+++ EXERCISE DATA

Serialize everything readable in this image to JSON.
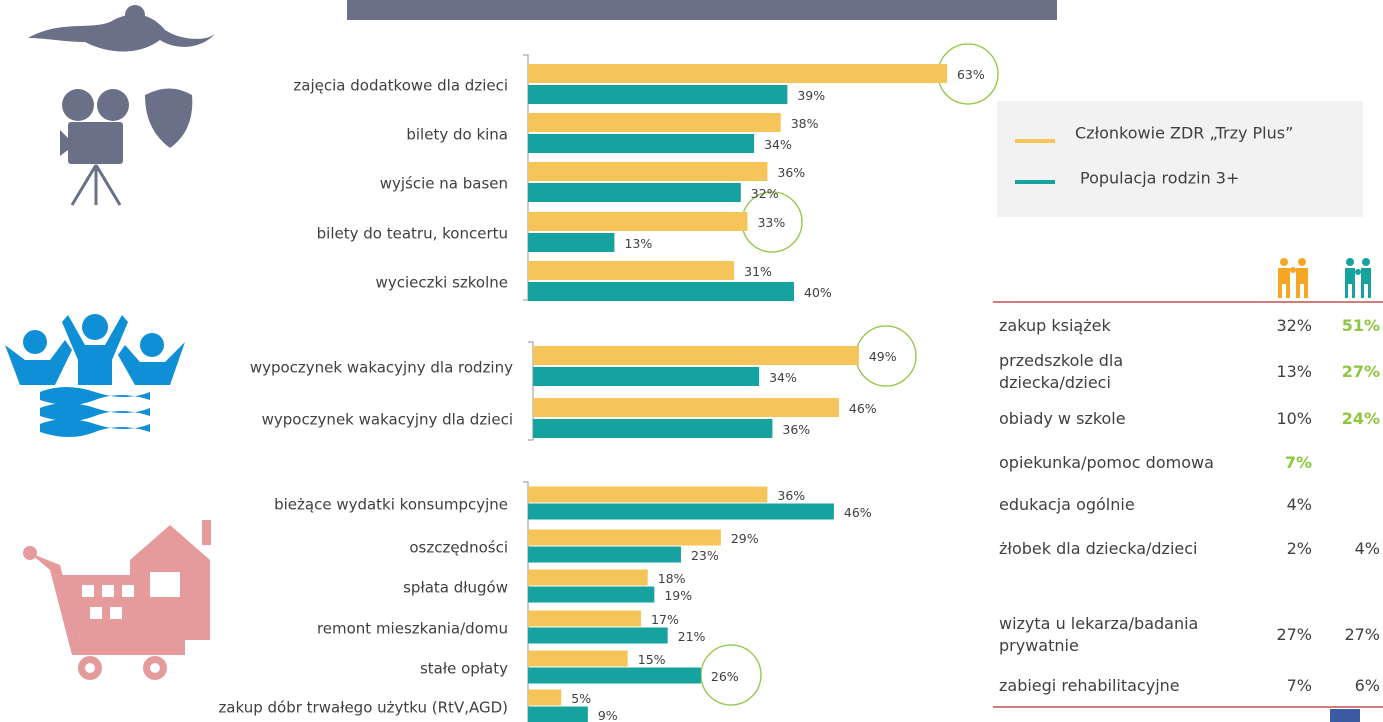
{
  "chart_data": [
    {
      "type": "bar",
      "orientation": "horizontal",
      "categories": [
        "zajęcia dodatkowe dla dzieci",
        "bilety do kina",
        "wyjście na basen",
        "bilety do teatru, koncertu",
        "wycieczki szkolne"
      ],
      "series": [
        {
          "name": "Członkowie ZDR „Trzy Plus”",
          "color": "#f5c55a",
          "values": [
            63,
            38,
            36,
            33,
            31
          ],
          "value_labels": [
            "63%",
            "38%",
            "36%",
            "33%",
            "31%"
          ]
        },
        {
          "name": "Populacja rodzin 3+",
          "color": "#16a39f",
          "values": [
            39,
            34,
            32,
            13,
            40
          ],
          "value_labels": [
            "39%",
            "34%",
            "32%",
            "13%",
            "40%"
          ]
        }
      ]
    },
    {
      "type": "bar",
      "orientation": "horizontal",
      "categories": [
        "wypoczynek wakacyjny dla rodziny",
        "wypoczynek wakacyjny dla dzieci"
      ],
      "series": [
        {
          "name": "Członkowie ZDR „Trzy Plus”",
          "color": "#f5c55a",
          "values": [
            49,
            46
          ],
          "value_labels": [
            "49%",
            "46%"
          ]
        },
        {
          "name": "Populacja rodzin 3+",
          "color": "#16a39f",
          "values": [
            34,
            36
          ],
          "value_labels": [
            "34%",
            "36%"
          ]
        }
      ]
    },
    {
      "type": "bar",
      "orientation": "horizontal",
      "categories": [
        "bieżące wydatki konsumpcyjne",
        "oszczędności",
        "spłata długów",
        "remont mieszkania/domu",
        "stałe opłaty",
        "zakup dóbr trwałego użytku (RtV,AGD)"
      ],
      "series": [
        {
          "name": "Członkowie ZDR „Trzy Plus”",
          "color": "#f5c55a",
          "values": [
            36,
            29,
            18,
            17,
            15,
            5
          ],
          "value_labels": [
            "36%",
            "29%",
            "18%",
            "17%",
            "15%",
            "5%"
          ]
        },
        {
          "name": "Populacja rodzin 3+",
          "color": "#16a39f",
          "values": [
            46,
            23,
            19,
            21,
            26,
            9
          ],
          "value_labels": [
            "46%",
            "23%",
            "19%",
            "21%",
            "26%",
            "9%"
          ]
        }
      ]
    }
  ],
  "table": {
    "highlight_color": "#8dc63f",
    "rows": [
      {
        "label": "zakup książek",
        "a": "32%",
        "b": "51%",
        "highlight": "b"
      },
      {
        "label": "przedszkole dla dziecka/dzieci",
        "a": "13%",
        "b": "27%",
        "highlight": "b"
      },
      {
        "label": "obiady w szkole",
        "a": "10%",
        "b": "24%",
        "highlight": "b"
      },
      {
        "label": "opiekunka/pomoc domowa",
        "a": "7%",
        "highlight": "a"
      },
      {
        "label": "edukacja ogólnie",
        "a": "4%"
      },
      {
        "label": "żłobek dla dziecka/dzieci",
        "a": "2%",
        "b": "4%"
      },
      {
        "label": "wizyta u lekarza/badania prywatnie",
        "a": "27%",
        "b": "27%"
      },
      {
        "label": "zabiegi rehabilitacyjne",
        "a": "7%",
        "b": "6%"
      }
    ]
  }
}
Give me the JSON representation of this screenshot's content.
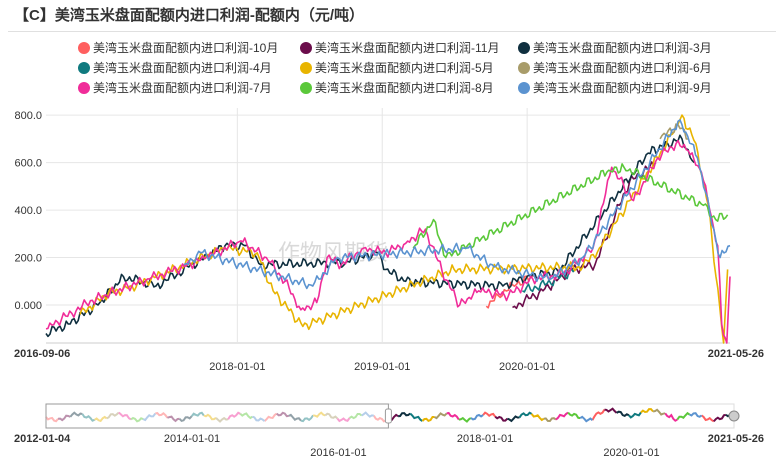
{
  "title": "【C】美湾玉米盘面配额内进口利润-配额内（元/吨）",
  "watermark": "作物风期货",
  "chart_data": {
    "type": "line",
    "title": "【C】美湾玉米盘面配额内进口利润-配额内（元/吨）",
    "xlabel": "",
    "ylabel": "",
    "x_range": [
      "2016-09-06",
      "2021-05-26"
    ],
    "ylim": [
      -160,
      830
    ],
    "y_ticks": [
      "800.0",
      "600.0",
      "400.0",
      "200.0",
      "0.000"
    ],
    "x_ticks": [
      "2016-09-06",
      "2018-01-01",
      "2019-01-01",
      "2020-01-01",
      "2021-05-26"
    ],
    "grid": true,
    "legend_position": "top",
    "series": [
      {
        "name": "美湾玉米盘面配额内进口利润-10月",
        "color": "#ff5f5f",
        "points": [
          [
            "2019-09-20",
            -5
          ],
          [
            "2019-10-20",
            40
          ],
          [
            "2019-11-25",
            85
          ],
          [
            "2020-01-20",
            120
          ]
        ]
      },
      {
        "name": "美湾玉米盘面配额内进口利润-11月",
        "color": "#6b0d4b",
        "points": [
          [
            "2019-11-25",
            -10
          ],
          [
            "2020-02-10",
            60
          ],
          [
            "2020-04-20",
            150
          ],
          [
            "2020-06-20",
            170
          ],
          [
            "2020-08-10",
            380
          ],
          [
            "2020-09-15",
            520
          ],
          [
            "2020-10-20",
            560
          ],
          [
            "2020-11-20",
            600
          ]
        ]
      },
      {
        "name": "美湾玉米盘面配额内进口利润-3月",
        "color": "#0f2f3f",
        "points": [
          [
            "2016-09-06",
            -120
          ],
          [
            "2016-11-01",
            -80
          ],
          [
            "2017-01-15",
            0
          ],
          [
            "2017-03-20",
            120
          ],
          [
            "2017-06-10",
            80
          ],
          [
            "2017-09-01",
            160
          ],
          [
            "2017-12-01",
            250
          ],
          [
            "2018-01-20",
            250
          ],
          [
            "2018-03-01",
            170
          ],
          [
            "2018-10-01",
            180
          ],
          [
            "2018-12-20",
            220
          ],
          [
            "2019-01-10",
            150
          ],
          [
            "2019-03-01",
            100
          ],
          [
            "2019-11-01",
            80
          ],
          [
            "2020-01-01",
            120
          ],
          [
            "2020-03-20",
            140
          ],
          [
            "2020-11-01",
            640
          ],
          [
            "2020-12-20",
            680
          ],
          [
            "2021-01-25",
            700
          ],
          [
            "2021-02-25",
            600
          ]
        ]
      },
      {
        "name": "美湾玉米盘面配额内进口利润-4月",
        "color": "#107a7f",
        "points": [
          [
            "2019-12-20",
            60
          ],
          [
            "2020-02-20",
            90
          ],
          [
            "2020-05-01",
            150
          ]
        ]
      },
      {
        "name": "美湾玉米盘面配额内进口利润-5月",
        "color": "#e8b400",
        "points": [
          [
            "2016-12-01",
            -40
          ],
          [
            "2017-02-10",
            50
          ],
          [
            "2017-04-01",
            70
          ],
          [
            "2017-12-01",
            240
          ],
          [
            "2018-02-20",
            220
          ],
          [
            "2018-04-01",
            60
          ],
          [
            "2018-06-15",
            -90
          ],
          [
            "2019-07-01",
            150
          ],
          [
            "2020-05-20",
            160
          ],
          [
            "2020-07-01",
            240
          ],
          [
            "2021-01-01",
            720
          ],
          [
            "2021-01-25",
            800
          ],
          [
            "2021-03-01",
            680
          ],
          [
            "2021-04-01",
            420
          ],
          [
            "2021-05-10",
            -160
          ],
          [
            "2021-05-20",
            150
          ]
        ]
      },
      {
        "name": "美湾玉米盘面配额内进口利润-6月",
        "color": "#a89c6a",
        "points": [
          [
            "2020-12-01",
            700
          ],
          [
            "2021-01-15",
            760
          ],
          [
            "2021-02-10",
            700
          ]
        ]
      },
      {
        "name": "美湾玉米盘面配额内进口利润-7月",
        "color": "#f02c99",
        "points": [
          [
            "2016-09-06",
            -100
          ],
          [
            "2016-10-15",
            -60
          ],
          [
            "2017-01-01",
            20
          ],
          [
            "2017-05-20",
            110
          ],
          [
            "2017-08-01",
            150
          ],
          [
            "2017-10-15",
            200
          ],
          [
            "2018-01-10",
            270
          ],
          [
            "2018-03-15",
            200
          ],
          [
            "2018-05-01",
            100
          ],
          [
            "2018-06-10",
            -20
          ],
          [
            "2018-07-20",
            10
          ],
          [
            "2018-08-15",
            200
          ],
          [
            "2018-09-20",
            170
          ],
          [
            "2018-11-15",
            240
          ],
          [
            "2019-01-10",
            220
          ],
          [
            "2019-03-01",
            260
          ],
          [
            "2019-04-20",
            320
          ],
          [
            "2019-06-01",
            140
          ],
          [
            "2019-07-15",
            0
          ],
          [
            "2019-09-01",
            60
          ],
          [
            "2019-11-15",
            40
          ],
          [
            "2020-01-15",
            110
          ],
          [
            "2020-04-01",
            130
          ],
          [
            "2020-06-15",
            240
          ],
          [
            "2020-08-01",
            580
          ],
          [
            "2020-09-25",
            440
          ],
          [
            "2020-11-25",
            620
          ],
          [
            "2021-01-10",
            680
          ],
          [
            "2021-02-10",
            650
          ],
          [
            "2021-03-15",
            560
          ],
          [
            "2021-04-05",
            400
          ],
          [
            "2021-04-25",
            250
          ],
          [
            "2021-05-05",
            -80
          ],
          [
            "2021-05-18",
            -160
          ],
          [
            "2021-05-26",
            120
          ]
        ]
      },
      {
        "name": "美湾玉米盘面配额内进口利润-8月",
        "color": "#5bc83a",
        "points": [
          [
            "2019-03-20",
            240
          ],
          [
            "2019-05-10",
            360
          ],
          [
            "2019-06-10",
            200
          ],
          [
            "2020-07-20",
            560
          ],
          [
            "2020-09-01",
            580
          ],
          [
            "2021-03-20",
            420
          ],
          [
            "2021-04-20",
            360
          ],
          [
            "2021-05-20",
            380
          ]
        ]
      },
      {
        "name": "美湾玉米盘面配额内进口利润-9月",
        "color": "#5b93d0",
        "points": [
          [
            "2017-08-20",
            170
          ],
          [
            "2017-10-01",
            220
          ],
          [
            "2018-07-10",
            80
          ],
          [
            "2018-09-10",
            200
          ],
          [
            "2019-08-01",
            240
          ],
          [
            "2019-10-10",
            160
          ],
          [
            "2020-03-01",
            110
          ],
          [
            "2020-05-20",
            200
          ],
          [
            "2021-01-20",
            780
          ],
          [
            "2021-03-05",
            620
          ],
          [
            "2021-05-01",
            200
          ],
          [
            "2021-05-26",
            250
          ]
        ]
      }
    ]
  },
  "navigator": {
    "x_range": [
      "2012-01-04",
      "2021-05-26"
    ],
    "x_ticks": [
      "2012-01-04",
      "2014-01-01",
      "2016-01-01",
      "2018-01-01",
      "2020-01-01",
      "2021-05-26"
    ],
    "selected_range": [
      "2012-01-04",
      "2016-09-06"
    ]
  }
}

++++++

REQUEST:
Within the material above, find the lines that contain the word "zakup"; copy them.

WORKED SOLUTION:
        "zakup dóbr trwałego użytku (RtV,AGD)"
        "label": "zakup książek",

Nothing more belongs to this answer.